### [Directions]
Copy out the material below, changing every "git commit" to "git commit -a" and leaving everything else unchanged.

===

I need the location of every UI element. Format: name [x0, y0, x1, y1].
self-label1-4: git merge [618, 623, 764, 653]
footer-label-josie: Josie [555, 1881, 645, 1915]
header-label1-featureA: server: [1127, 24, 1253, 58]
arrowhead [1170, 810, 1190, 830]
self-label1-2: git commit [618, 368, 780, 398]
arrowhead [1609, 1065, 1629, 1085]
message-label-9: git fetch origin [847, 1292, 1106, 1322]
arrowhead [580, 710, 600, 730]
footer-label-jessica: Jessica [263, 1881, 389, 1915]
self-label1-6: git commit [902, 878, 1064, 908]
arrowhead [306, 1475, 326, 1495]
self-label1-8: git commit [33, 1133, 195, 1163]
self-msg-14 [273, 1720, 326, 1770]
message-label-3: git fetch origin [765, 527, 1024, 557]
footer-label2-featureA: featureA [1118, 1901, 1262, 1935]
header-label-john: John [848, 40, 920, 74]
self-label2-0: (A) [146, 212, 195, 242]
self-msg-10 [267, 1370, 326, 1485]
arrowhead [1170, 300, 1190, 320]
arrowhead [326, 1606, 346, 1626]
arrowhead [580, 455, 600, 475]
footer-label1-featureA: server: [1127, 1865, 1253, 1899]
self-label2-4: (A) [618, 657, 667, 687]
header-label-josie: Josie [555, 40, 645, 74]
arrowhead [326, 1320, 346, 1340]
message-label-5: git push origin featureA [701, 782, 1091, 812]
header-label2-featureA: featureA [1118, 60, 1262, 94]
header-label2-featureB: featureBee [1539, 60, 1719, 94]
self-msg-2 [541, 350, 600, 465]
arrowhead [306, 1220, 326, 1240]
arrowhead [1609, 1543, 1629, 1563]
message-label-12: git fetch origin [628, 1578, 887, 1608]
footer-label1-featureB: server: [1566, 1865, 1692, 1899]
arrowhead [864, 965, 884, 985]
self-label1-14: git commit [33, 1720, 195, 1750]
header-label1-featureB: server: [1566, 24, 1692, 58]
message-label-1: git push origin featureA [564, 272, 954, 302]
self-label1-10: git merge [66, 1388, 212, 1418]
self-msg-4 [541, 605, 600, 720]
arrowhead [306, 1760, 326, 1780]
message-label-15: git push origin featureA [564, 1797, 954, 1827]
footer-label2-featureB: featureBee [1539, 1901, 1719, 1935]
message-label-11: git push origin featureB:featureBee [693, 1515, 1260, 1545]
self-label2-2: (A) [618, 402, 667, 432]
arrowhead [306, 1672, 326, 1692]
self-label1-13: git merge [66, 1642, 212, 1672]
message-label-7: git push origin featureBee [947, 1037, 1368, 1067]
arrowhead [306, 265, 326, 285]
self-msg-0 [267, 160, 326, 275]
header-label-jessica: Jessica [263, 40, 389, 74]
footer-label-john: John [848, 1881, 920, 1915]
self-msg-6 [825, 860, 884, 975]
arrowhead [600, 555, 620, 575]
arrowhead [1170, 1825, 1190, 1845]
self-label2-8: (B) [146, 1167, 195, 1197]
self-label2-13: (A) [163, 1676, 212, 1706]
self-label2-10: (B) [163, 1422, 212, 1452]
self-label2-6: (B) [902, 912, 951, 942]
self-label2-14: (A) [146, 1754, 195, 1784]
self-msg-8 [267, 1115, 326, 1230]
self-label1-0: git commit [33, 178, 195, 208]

===

### [Answer for this exercise]
I need the location of every UI element. Format: name [x0, y0, x1, y1].
self-label1-4: git merge [618, 623, 764, 653]
footer-label-josie: Josie [555, 1881, 645, 1915]
header-label1-featureA: server: [1127, 24, 1253, 58]
arrowhead [1170, 810, 1190, 830]
self-label1-2: git commit -a [618, 368, 780, 398]
arrowhead [1609, 1065, 1629, 1085]
message-label-9: git fetch origin [847, 1292, 1106, 1322]
arrowhead [580, 710, 600, 730]
footer-label-jessica: Jessica [263, 1881, 389, 1915]
self-label1-6: git commit -a [902, 878, 1064, 908]
arrowhead [306, 1475, 326, 1495]
self-label1-8: git commit -a [33, 1133, 195, 1163]
self-msg-14 [273, 1720, 326, 1770]
message-label-3: git fetch origin [765, 527, 1024, 557]
footer-label2-featureA: featureA [1118, 1901, 1262, 1935]
header-label-john: John [848, 40, 920, 74]
self-label2-0: (A) [146, 212, 195, 242]
self-msg-10 [267, 1370, 326, 1485]
arrowhead [1170, 300, 1190, 320]
arrowhead [326, 1606, 346, 1626]
arrowhead [580, 455, 600, 475]
footer-label1-featureA: server: [1127, 1865, 1253, 1899]
self-label2-4: (A) [618, 657, 667, 687]
header-label-josie: Josie [555, 40, 645, 74]
arrowhead [326, 1320, 346, 1340]
message-label-5: git push origin featureA [701, 782, 1091, 812]
header-label2-featureA: featureA [1118, 60, 1262, 94]
header-label2-featureB: featureBee [1539, 60, 1719, 94]
self-msg-2 [541, 350, 600, 465]
arrowhead [306, 1220, 326, 1240]
arrowhead [1609, 1543, 1629, 1563]
message-label-12: git fetch origin [628, 1578, 887, 1608]
footer-label1-featureB: server: [1566, 1865, 1692, 1899]
arrowhead [864, 965, 884, 985]
self-label1-14: git commit -a [33, 1720, 195, 1750]
header-label1-featureB: server: [1566, 24, 1692, 58]
message-label-1: git push origin featureA [564, 272, 954, 302]
self-label1-10: git merge [66, 1388, 212, 1418]
self-msg-4 [541, 605, 600, 720]
arrowhead [306, 1760, 326, 1780]
message-label-15: git push origin featureA [564, 1797, 954, 1827]
footer-label2-featureB: featureBee [1539, 1901, 1719, 1935]
message-label-11: git push origin featureB:featureBee [693, 1515, 1260, 1545]
self-label2-2: (A) [618, 402, 667, 432]
arrowhead [306, 1672, 326, 1692]
self-label1-13: git merge [66, 1642, 212, 1672]
message-label-7: git push origin featureBee [947, 1037, 1368, 1067]
arrowhead [306, 265, 326, 285]
self-msg-0 [267, 160, 326, 275]
header-label-jessica: Jessica [263, 40, 389, 74]
footer-label-john: John [848, 1881, 920, 1915]
self-msg-6 [825, 860, 884, 975]
arrowhead [600, 555, 620, 575]
arrowhead [1170, 1825, 1190, 1845]
self-label2-8: (B) [146, 1167, 195, 1197]
self-label2-13: (A) [163, 1676, 212, 1706]
self-label2-10: (B) [163, 1422, 212, 1452]
self-label2-6: (B) [902, 912, 951, 942]
self-label2-14: (A) [146, 1754, 195, 1784]
self-msg-8 [267, 1115, 326, 1230]
self-label1-0: git commit -a [33, 178, 195, 208]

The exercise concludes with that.